Write out the full listing exactly as given, minus the images.

== Recorded data ==
........

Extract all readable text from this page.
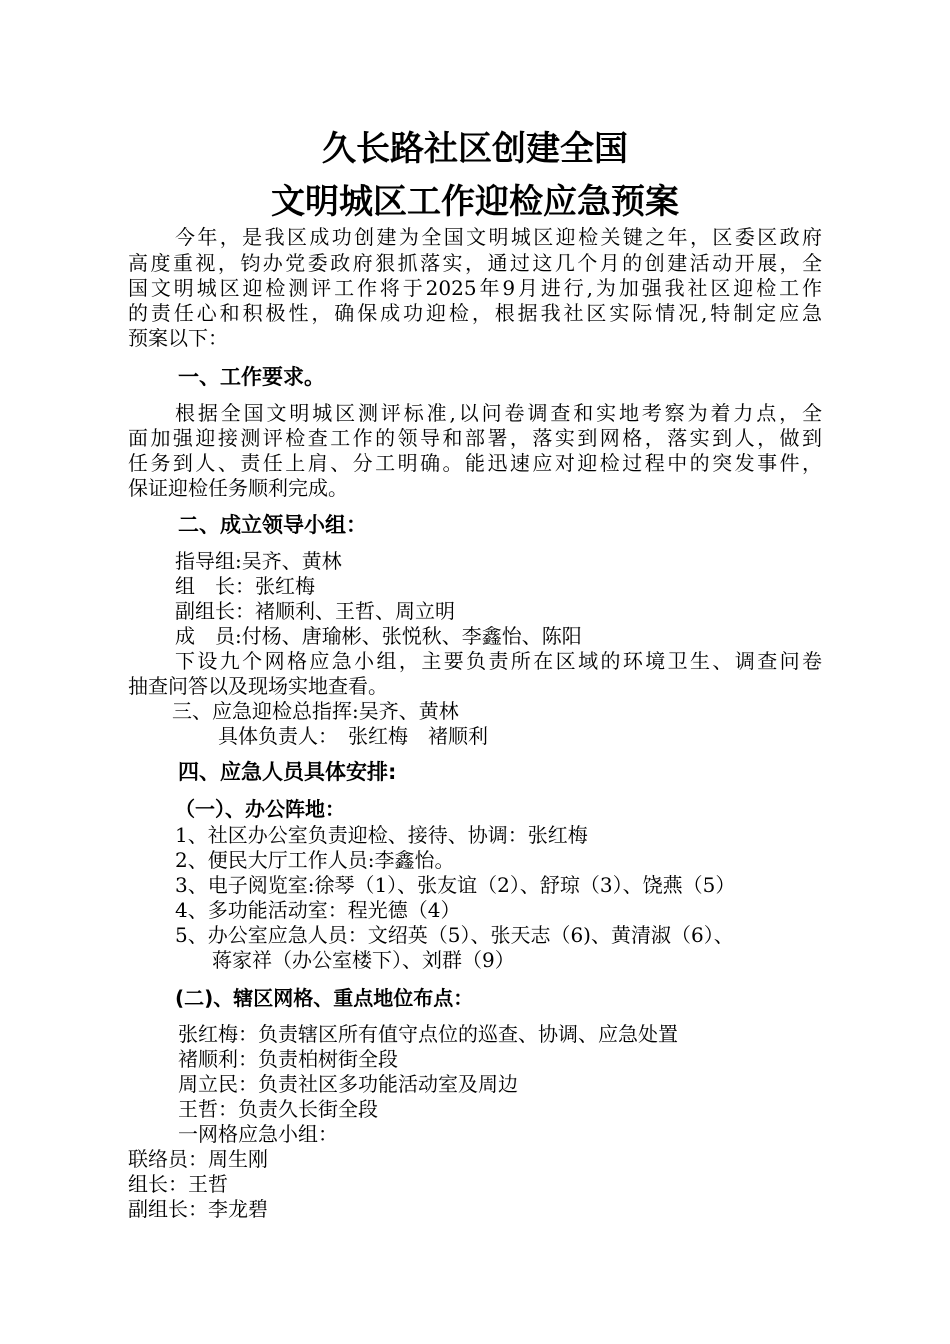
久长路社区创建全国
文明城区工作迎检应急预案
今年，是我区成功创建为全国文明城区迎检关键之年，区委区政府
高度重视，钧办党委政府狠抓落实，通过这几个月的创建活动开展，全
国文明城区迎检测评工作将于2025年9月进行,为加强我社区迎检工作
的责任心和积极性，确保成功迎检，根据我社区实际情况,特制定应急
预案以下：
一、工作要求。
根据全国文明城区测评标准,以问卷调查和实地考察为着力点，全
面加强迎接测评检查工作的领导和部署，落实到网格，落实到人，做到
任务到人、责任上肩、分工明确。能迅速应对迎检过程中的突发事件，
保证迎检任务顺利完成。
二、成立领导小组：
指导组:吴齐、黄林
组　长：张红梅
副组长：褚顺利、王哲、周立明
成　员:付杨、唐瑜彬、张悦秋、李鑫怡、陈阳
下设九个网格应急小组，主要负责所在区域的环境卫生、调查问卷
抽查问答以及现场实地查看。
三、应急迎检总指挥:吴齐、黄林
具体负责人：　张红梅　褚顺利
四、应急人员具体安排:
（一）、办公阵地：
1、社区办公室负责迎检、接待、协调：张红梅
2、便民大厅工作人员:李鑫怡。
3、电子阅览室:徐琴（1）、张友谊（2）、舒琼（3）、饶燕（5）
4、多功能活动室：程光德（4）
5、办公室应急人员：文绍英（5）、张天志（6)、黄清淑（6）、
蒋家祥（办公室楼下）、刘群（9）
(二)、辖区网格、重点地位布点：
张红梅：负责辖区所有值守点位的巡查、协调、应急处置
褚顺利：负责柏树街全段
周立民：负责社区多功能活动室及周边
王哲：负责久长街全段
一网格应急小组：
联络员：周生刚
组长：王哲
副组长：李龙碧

........

== Exercise response ==
Extract all readable text from this page.
久长路社区创建全国
文明城区工作迎检应急预案
今年，是我区成功创建为全国文明城区迎检关键之年，区委区政府
高度重视，钧办党委政府狠抓落实，通过这几个月的创建活动开展，全
国文明城区迎检测评工作将于2025年9月进行,为加强我社区迎检工作
的责任心和积极性，确保成功迎检，根据我社区实际情况,特制定应急
预案以下：
一、工作要求。
根据全国文明城区测评标准,以问卷调查和实地考察为着力点，全
面加强迎接测评检查工作的领导和部署，落实到网格，落实到人，做到
任务到人、责任上肩、分工明确。能迅速应对迎检过程中的突发事件，
保证迎检任务顺利完成。
二、成立领导小组：
指导组:吴齐、黄林
组　长：张红梅
副组长：褚顺利、王哲、周立明
成　员:付杨、唐瑜彬、张悦秋、李鑫怡、陈阳
下设九个网格应急小组，主要负责所在区域的环境卫生、调查问卷
抽查问答以及现场实地查看。
三、应急迎检总指挥:吴齐、黄林
具体负责人：　张红梅　褚顺利
四、应急人员具体安排:
（一）、办公阵地：
1、社区办公室负责迎检、接待、协调：张红梅
2、便民大厅工作人员:李鑫怡。
3、电子阅览室:徐琴（1）、张友谊（2）、舒琼（3）、饶燕（5）
4、多功能活动室：程光德（4）
5、办公室应急人员：文绍英（5）、张天志（6)、黄清淑（6）、
蒋家祥（办公室楼下）、刘群（9）
(二)、辖区网格、重点地位布点：
张红梅：负责辖区所有值守点位的巡查、协调、应急处置
褚顺利：负责柏树街全段
周立民：负责社区多功能活动室及周边
王哲：负责久长街全段
一网格应急小组：
联络员：周生刚
组长：王哲
副组长：李龙碧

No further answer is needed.